Asıl bomba 2022 yılında patladı ve Muhteşem Candan bu albüm serisinin ona kadar gideceğini ve elinde hiç yayınlanmamış elli Müslüm Gürses şarkısının olduğunu açıkladı.
Bu tarihte bir ilk
Bu şarkılar doksanlarda kaydedilen ve hiç yayınlanmamış Müslüm Gürses şarkıları. Elenor Müzik bu şarkıları makara bantlardan alıyor, Müslüm Gürses’in şarkılara yaptığı vokali o dönem hazırlanan alt yapıdan ayırıyor ve günümüz şartlarında yeniden yapılan düzenlemelerin üstüne ekliyor. Böylece Müslüm Babanın doksanlarda hiç duymadığımız şarkılarını günümüz teknolojisi ve alt yapılarıyla dinliyoruz ve dinlemeye de devam edeceğiz. Bu sadece Türkiye’de değil dünyada bir ilk. Üç, beş şarkı için yapıldı ama hiç bu üç beş hatta on albüm için yapılmadı. Muhteşem Candan bunu yaparak hem tarihe geçecek hem de Müslüm Gürses’i şarkılarda yaşatacak. Muhteşem Candan ile Müslüm Baba’yı ve “Mahzendeki Şarkılar” projesini konuştuk, neler neler anlattı bize…
Şarkılar tek tek dijital platformlarda
“Mahzendeki Şarkılar” projesine başladığımızda fiziki satışlarımız vardı. Fiziki bir albüm çıkartıyorduk CD ve plak olarak. Fakat artık müzik dünyasının bütün gelirleri dijitale taşındığı için bu kez dijital ile başladık. Albümün adına “Mahzendeki Şarkılar 3” dedik. 10 tane şarkıyı yaptık fakat ilk şarkısını ilk kez dijital olarak yayınladık. Diğer şarkıları da bir dizi film gibi her 15 günde bir 20 günde bir ayda bir şarkı yayınlayacağız.

_ _ _ _

• _Alıştırma Bölümleri_:
1. Müslüm Gürses metninde "Asıl bomba 2022" sözlerinden "şarkısının olduğunu açıkladı." sözlerine kadar uzanan kısmın tamamını harfi harfine yazın.
2. Müslüm Gürses metnine göre şu soruları yanıtlayın:
(a) Muhteşem Candan, 2022'de elinde hiç yayınlanmamış kaç Müslüm Gürses şarkısı olduğunu açıkladı?
(b) Bu şarkılar hangi yıllarda kaydedilmişti?
(c) Dijital olarak başlatılan albüme hangi ad verildi?
Yanıt verirken yalnızca Müslüm Gürses metnine dayanın.

• _Veri Bölümü_:

_ _ _ _

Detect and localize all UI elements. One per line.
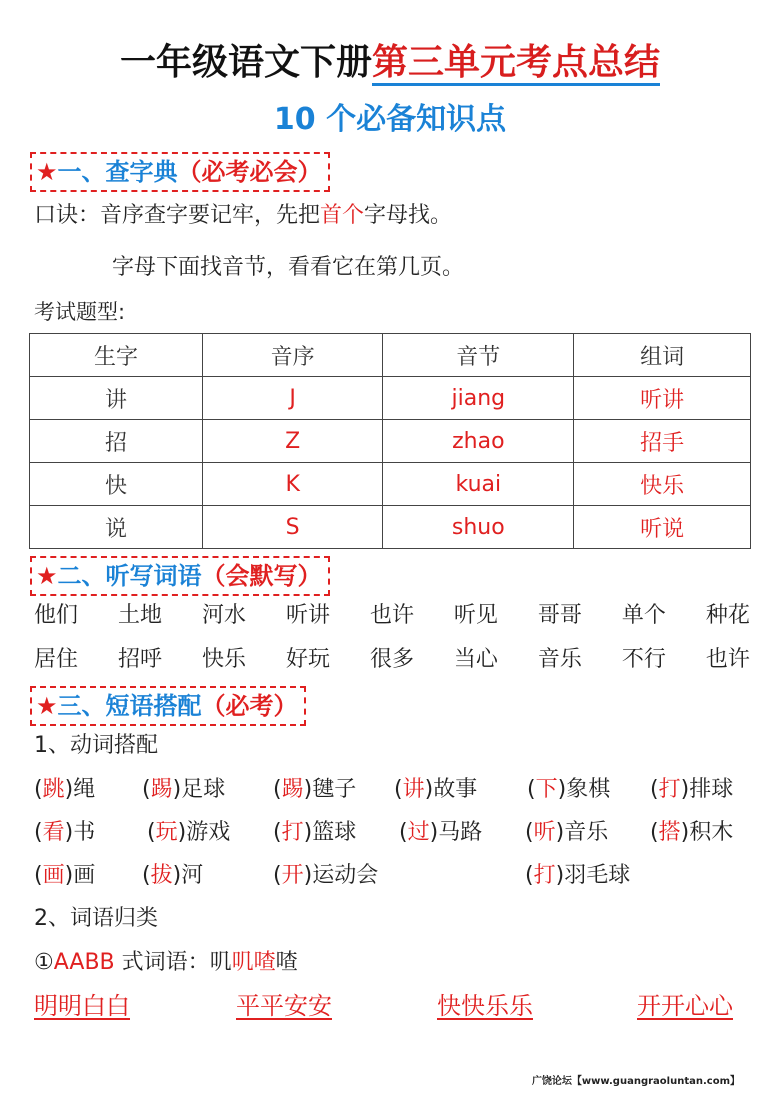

_ _ _ _

• _Görevlere Göre Çözümler_:
1.
Asıl bomba 2022 yılında patladı ve Muhteşem Candan bu albüm serisinin ona kadar gideceğini ve elinde hiç yayınlanmamış elli Müslüm Gürses şarkısının olduğunu açıkladı.

2.
(a) Elli şarkı.
(b) Doksanlarda.
(c) "Mahzendeki Şarkılar 3".